What to work on - Retype the whole listing verbatim and keep the pictures out of it.
........
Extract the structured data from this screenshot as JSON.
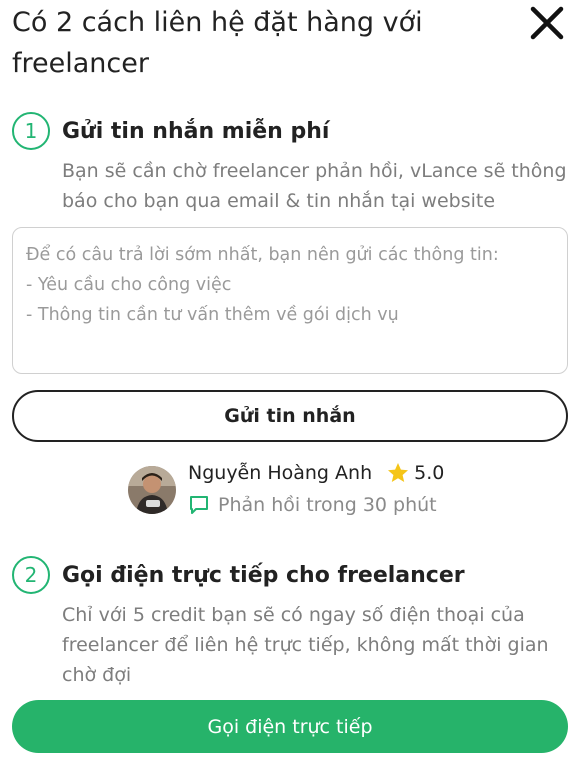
{
  "header": {
    "title": "Có 2 cách liên hệ đặt hàng với freelancer",
    "close_icon": "close-icon"
  },
  "step1": {
    "number": "1",
    "title": "Gửi tin nhắn miễn phí",
    "description": "Bạn sẽ cần chờ freelancer phản hồi, vLance sẽ thông báo cho bạn qua email & tin nhắn tại website"
  },
  "message": {
    "placeholder": "Để có câu trả lời sớm nhất, bạn nên gửi các thông tin:\n- Yêu cầu cho công việc\n- Thông tin cần tư vấn thêm về gói dịch vụ",
    "send_label": "Gửi tin nhắn"
  },
  "freelancer": {
    "name": "Nguyễn Hoàng Anh",
    "rating": "5.0",
    "response_time": "Phản hồi trong 30 phút",
    "rating_icon": "star-icon",
    "response_icon": "chat-icon"
  },
  "step2": {
    "number": "2",
    "title": "Gọi điện trực tiếp cho freelancer",
    "description": "Chỉ với 5 credit bạn sẽ có ngay số điện thoại của freelancer để liên hệ trực tiếp, không mất thời gian chờ đợi",
    "call_label": "Gọi điện trực tiếp"
  },
  "colors": {
    "accent": "#22b573",
    "button_green": "#26b36a",
    "star": "#f5c518",
    "text": "#222222",
    "muted": "#7d7d7d"
  }
}
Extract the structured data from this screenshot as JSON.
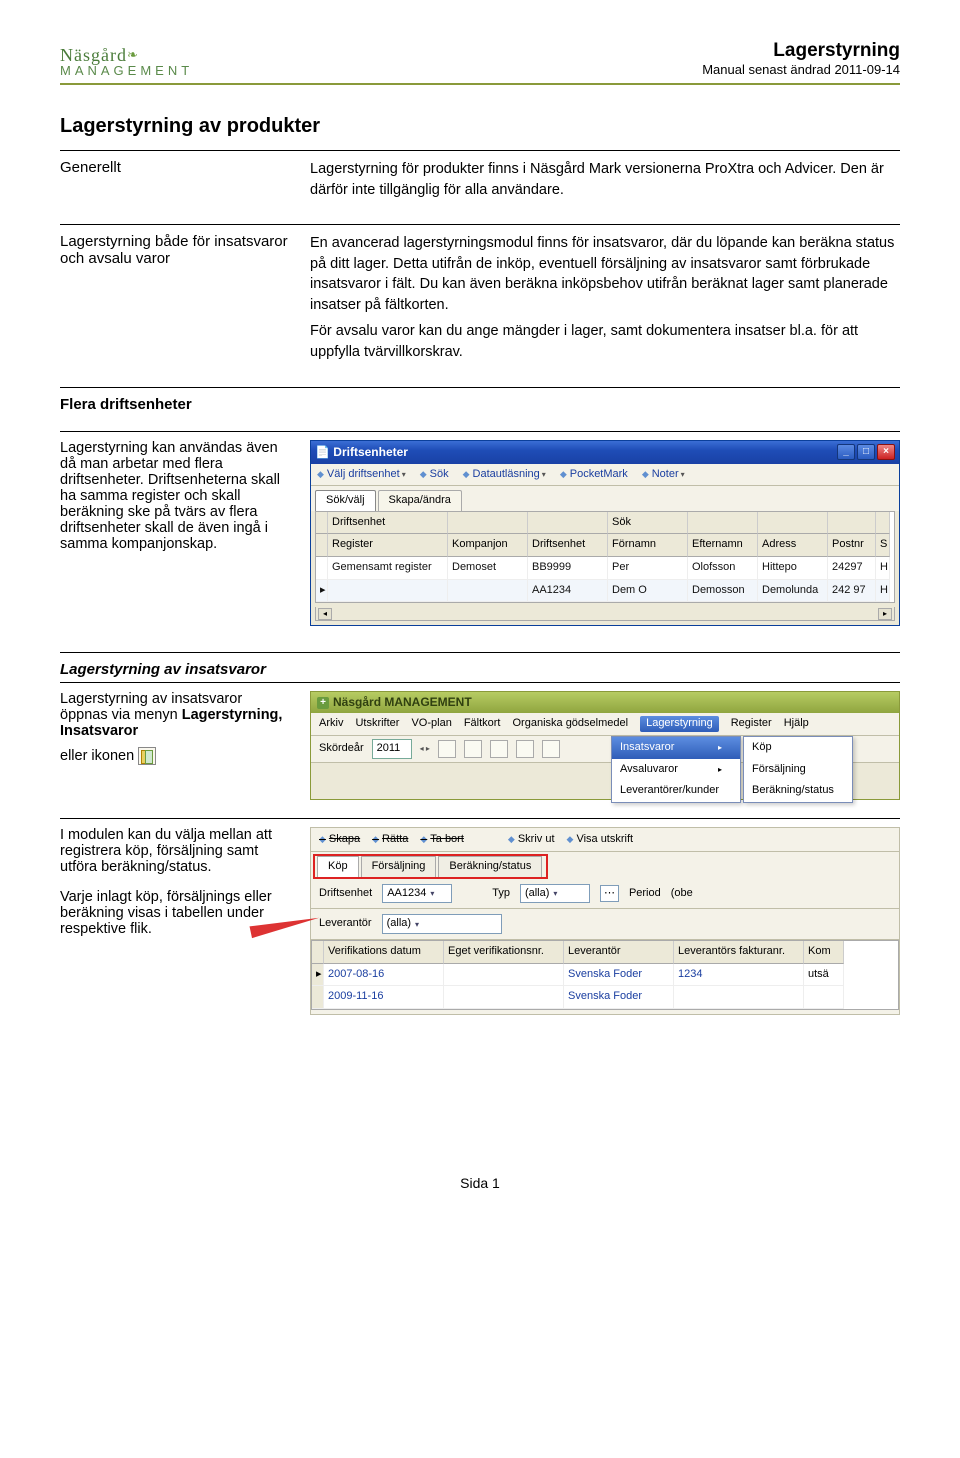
{
  "header": {
    "logo_top": "Näsgård",
    "logo_bottom": "MANAGEMENT",
    "title": "Lagerstyrning",
    "subtitle": "Manual senast ändrad 2011-09-14"
  },
  "main_title": "Lagerstyrning av produkter",
  "sec1": {
    "left": "Generellt",
    "right": "Lagerstyrning för produkter finns i Näsgård Mark versionerna ProXtra och Advicer. Den är därför inte tillgänglig för alla användare."
  },
  "sec2": {
    "left": "Lagerstyrning både för insatsvaror och avsalu varor",
    "p1": "En avancerad lagerstyrningsmodul finns för insatsvaror, där du löpande kan beräkna status på ditt lager. Detta utifrån de inköp, eventuell försäljning av insatsvaror samt förbrukade insatsvaror i fält. Du kan även beräkna inköpsbehov utifrån beräknat lager samt planerade insatser på fältkorten.",
    "p2": "För avsalu varor kan du ange mängder i lager, samt dokumentera insatser bl.a. för att uppfylla tvärvillkorskrav."
  },
  "sec3_left_heading": "Flera driftsenheter",
  "sec3_left_body": "Lagerstyrning kan användas även då man arbetar med flera driftsenheter. Driftsenheterna skall ha samma register och skall beräkning ske på tvärs av flera driftsenheter skall de även ingå i samma kompanjonskap.",
  "win1": {
    "title": "Driftsenheter",
    "toolbar": [
      "Välj driftsenhet",
      "Sök",
      "Datautläsning",
      "PocketMark",
      "Noter"
    ],
    "tabs": [
      "Sök/välj",
      "Skapa/ändra"
    ],
    "columns": [
      "Driftsenhet",
      "",
      "",
      "Sök",
      "",
      "",
      "",
      ""
    ],
    "columns2": [
      "Register",
      "Kompanjon",
      "Driftsenhet",
      "Förnamn",
      "Efternamn",
      "Adress",
      "Postnr",
      "S"
    ],
    "rows": [
      [
        "Gemensamt register",
        "Demoset",
        "BB9999",
        "Per",
        "Olofsson",
        "Hittepo",
        "24297",
        "H"
      ],
      [
        "",
        "",
        "AA1234",
        "Dem O",
        "Demosson",
        "Demolunda",
        "242 97",
        "H"
      ]
    ]
  },
  "sec4_heading": "Lagerstyrning av insatsvaror",
  "sec4_p1a": "Lagerstyrning av insatsvaror öppnas via menyn ",
  "sec4_p1b": "Lagerstyrning, Insatsvaror",
  "sec4_p2": "eller ikonen",
  "win2": {
    "title": "Näsgård MANAGEMENT",
    "menubar": [
      "Arkiv",
      "Utskrifter",
      "VO-plan",
      "Fältkort",
      "Organiska gödselmedel",
      "Lagerstyrning",
      "Register",
      "Hjälp"
    ],
    "year_label": "Skördeår",
    "year": "2011",
    "dd1": [
      "Insatsvaror",
      "Avsaluvaror",
      "Leverantörer/kunder"
    ],
    "dd2": [
      "Köp",
      "Försäljning",
      "Beräkning/status"
    ]
  },
  "sec5_p1": "I modulen kan du välja mellan att registrera köp, försäljning samt utföra beräkning/status.",
  "sec5_p2": "Varje inlagt köp, försäljnings eller beräkning visas i tabellen under respektive flik.",
  "win3": {
    "toolbar": [
      "Skapa",
      "Rätta",
      "Ta bort",
      "Skriv ut",
      "Visa utskrift"
    ],
    "tabs": [
      "Köp",
      "Försäljning",
      "Beräkning/status"
    ],
    "drift_label": "Driftsenhet",
    "drift_value": "AA1234",
    "typ_label": "Typ",
    "typ_value": "(alla)",
    "period_label": "Period",
    "period_value": "(obe",
    "lev_label": "Leverantör",
    "lev_value": "(alla)",
    "columns": [
      "Verifikations datum",
      "Eget verifikationsnr.",
      "Leverantör",
      "Leverantörs fakturanr.",
      "Kom"
    ],
    "rows": [
      [
        "2007-08-16",
        "",
        "Svenska Foder",
        "1234",
        "utsä"
      ],
      [
        "2009-11-16",
        "",
        "Svenska Foder",
        "",
        ""
      ]
    ]
  },
  "footer": "Sida 1"
}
........
Output of the task -
Extract the structured data from this screenshot as JSON.
{
  "header": {
    "title": "Có 2 cách liên hệ đặt hàng với freelancer",
    "close_icon": "close-icon"
  },
  "step1": {
    "number": "1",
    "title": "Gửi tin nhắn miễn phí",
    "description": "Bạn sẽ cần chờ freelancer phản hồi, vLance sẽ thông báo cho bạn qua email & tin nhắn tại website"
  },
  "message": {
    "placeholder": "Để có câu trả lời sớm nhất, bạn nên gửi các thông tin:\n- Yêu cầu cho công việc\n- Thông tin cần tư vấn thêm về gói dịch vụ",
    "send_label": "Gửi tin nhắn"
  },
  "freelancer": {
    "name": "Nguyễn Hoàng Anh",
    "rating": "5.0",
    "response_time": "Phản hồi trong 30 phút",
    "rating_icon": "star-icon",
    "response_icon": "chat-icon"
  },
  "step2": {
    "number": "2",
    "title": "Gọi điện trực tiếp cho freelancer",
    "description": "Chỉ với 5 credit bạn sẽ có ngay số điện thoại của freelancer để liên hệ trực tiếp, không mất thời gian chờ đợi",
    "call_label": "Gọi điện trực tiếp"
  },
  "colors": {
    "accent": "#22b573",
    "button_green": "#26b36a",
    "star": "#f5c518",
    "text": "#222222",
    "muted": "#7d7d7d"
  }
}
Extract the structured data from this screenshot as JSON.
{
  "header": {
    "logo_top": "Näsgård",
    "logo_bottom": "MANAGEMENT",
    "title": "Lagerstyrning",
    "subtitle": "Manual senast ändrad 2011-09-14"
  },
  "main_title": "Lagerstyrning av produkter",
  "sec1": {
    "left": "Generellt",
    "right": "Lagerstyrning för produkter finns i Näsgård Mark versionerna ProXtra och Advicer. Den är därför inte tillgänglig för alla användare."
  },
  "sec2": {
    "left": "Lagerstyrning både för insatsvaror och avsalu varor",
    "p1": "En avancerad lagerstyrningsmodul finns för insatsvaror, där du löpande kan beräkna status på ditt lager. Detta utifrån de inköp, eventuell försäljning av insatsvaror samt förbrukade insatsvaror i fält. Du kan även beräkna inköpsbehov utifrån beräknat lager samt planerade insatser på fältkorten.",
    "p2": "För avsalu varor kan du ange mängder i lager, samt dokumentera insatser bl.a. för att uppfylla tvärvillkorskrav."
  },
  "sec3_left_heading": "Flera driftsenheter",
  "sec3_left_body": "Lagerstyrning kan användas även då man arbetar med flera driftsenheter. Driftsenheterna skall ha samma register och skall beräkning ske på tvärs av flera driftsenheter skall de även ingå i samma kompanjonskap.",
  "win1": {
    "title": "Driftsenheter",
    "toolbar": [
      "Välj driftsenhet",
      "Sök",
      "Datautläsning",
      "PocketMark",
      "Noter"
    ],
    "tabs": [
      "Sök/välj",
      "Skapa/ändra"
    ],
    "columns": [
      "Driftsenhet",
      "",
      "",
      "Sök",
      "",
      "",
      "",
      ""
    ],
    "columns2": [
      "Register",
      "Kompanjon",
      "Driftsenhet",
      "Förnamn",
      "Efternamn",
      "Adress",
      "Postnr",
      "S"
    ],
    "rows": [
      [
        "Gemensamt register",
        "Demoset",
        "BB9999",
        "Per",
        "Olofsson",
        "Hittepo",
        "24297",
        "H"
      ],
      [
        "",
        "",
        "AA1234",
        "Dem O",
        "Demosson",
        "Demolunda",
        "242 97",
        "H"
      ]
    ]
  },
  "sec4_heading": "Lagerstyrning av insatsvaror",
  "sec4_p1a": "Lagerstyrning av insatsvaror öppnas via menyn ",
  "sec4_p1b": "Lagerstyrning, Insatsvaror",
  "sec4_p2": "eller ikonen",
  "win2": {
    "title": "Näsgård MANAGEMENT",
    "menubar": [
      "Arkiv",
      "Utskrifter",
      "VO-plan",
      "Fältkort",
      "Organiska gödselmedel",
      "Lagerstyrning",
      "Register",
      "Hjälp"
    ],
    "year_label": "Skördeår",
    "year": "2011",
    "dd1": [
      "Insatsvaror",
      "Avsaluvaror",
      "Leverantörer/kunder"
    ],
    "dd2": [
      "Köp",
      "Försäljning",
      "Beräkning/status"
    ]
  },
  "sec5_p1": "I modulen kan du välja mellan att registrera köp, försäljning samt utföra beräkning/status.",
  "sec5_p2": "Varje inlagt köp, försäljnings eller beräkning visas i tabellen under respektive flik.",
  "win3": {
    "toolbar": [
      "Skapa",
      "Rätta",
      "Ta bort",
      "Skriv ut",
      "Visa utskrift"
    ],
    "tabs": [
      "Köp",
      "Försäljning",
      "Beräkning/status"
    ],
    "drift_label": "Driftsenhet",
    "drift_value": "AA1234",
    "typ_label": "Typ",
    "typ_value": "(alla)",
    "period_label": "Period",
    "period_value": "(obe",
    "lev_label": "Leverantör",
    "lev_value": "(alla)",
    "columns": [
      "Verifikations datum",
      "Eget verifikationsnr.",
      "Leverantör",
      "Leverantörs fakturanr.",
      "Kom"
    ],
    "rows": [
      [
        "2007-08-16",
        "",
        "Svenska Foder",
        "1234",
        "utsä"
      ],
      [
        "2009-11-16",
        "",
        "Svenska Foder",
        "",
        ""
      ]
    ]
  },
  "footer": "Sida 1"
}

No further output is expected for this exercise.